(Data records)
* * * * * * *
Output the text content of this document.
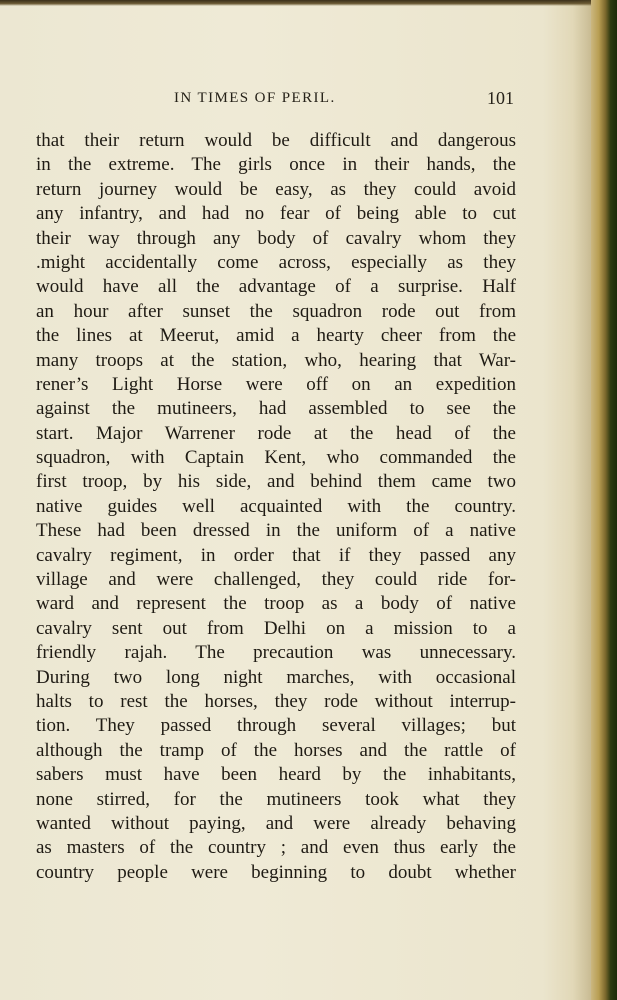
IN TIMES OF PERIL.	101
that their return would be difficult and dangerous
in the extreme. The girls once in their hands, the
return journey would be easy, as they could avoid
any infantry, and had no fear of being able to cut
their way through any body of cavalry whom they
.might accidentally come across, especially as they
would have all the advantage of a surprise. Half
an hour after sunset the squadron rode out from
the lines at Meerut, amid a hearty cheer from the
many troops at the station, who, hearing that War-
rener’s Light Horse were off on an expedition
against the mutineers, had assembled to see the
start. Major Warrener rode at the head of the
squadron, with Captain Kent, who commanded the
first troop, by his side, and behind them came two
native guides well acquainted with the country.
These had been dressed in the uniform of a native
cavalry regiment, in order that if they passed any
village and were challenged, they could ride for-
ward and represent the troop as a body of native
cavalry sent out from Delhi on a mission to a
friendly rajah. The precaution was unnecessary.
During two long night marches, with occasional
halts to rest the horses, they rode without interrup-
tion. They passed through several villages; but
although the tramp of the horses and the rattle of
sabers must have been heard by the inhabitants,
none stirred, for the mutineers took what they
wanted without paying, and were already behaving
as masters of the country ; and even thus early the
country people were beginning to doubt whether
* * * * * * *
*SHORT PROBLEM*.
Repeat each entry exactly as given; no pictures belong in the copy.

*REPLY*.
Output the text content of this document.
IN TIMES OF PERIL.	101
that their return would be difficult and dangerous
in the extreme. The girls once in their hands, the
return journey would be easy, as they could avoid
any infantry, and had no fear of being able to cut
their way through any body of cavalry whom they
.might accidentally come across, especially as they
would have all the advantage of a surprise. Half
an hour after sunset the squadron rode out from
the lines at Meerut, amid a hearty cheer from the
many troops at the station, who, hearing that War-
rener’s Light Horse were off on an expedition
against the mutineers, had assembled to see the
start. Major Warrener rode at the head of the
squadron, with Captain Kent, who commanded the
first troop, by his side, and behind them came two
native guides well acquainted with the country.
These had been dressed in the uniform of a native
cavalry regiment, in order that if they passed any
village and were challenged, they could ride for-
ward and represent the troop as a body of native
cavalry sent out from Delhi on a mission to a
friendly rajah. The precaution was unnecessary.
During two long night marches, with occasional
halts to rest the horses, they rode without interrup-
tion. They passed through several villages; but
although the tramp of the horses and the rattle of
sabers must have been heard by the inhabitants,
none stirred, for the mutineers took what they
wanted without paying, and were already behaving
as masters of the country ; and even thus early the
country people were beginning to doubt whether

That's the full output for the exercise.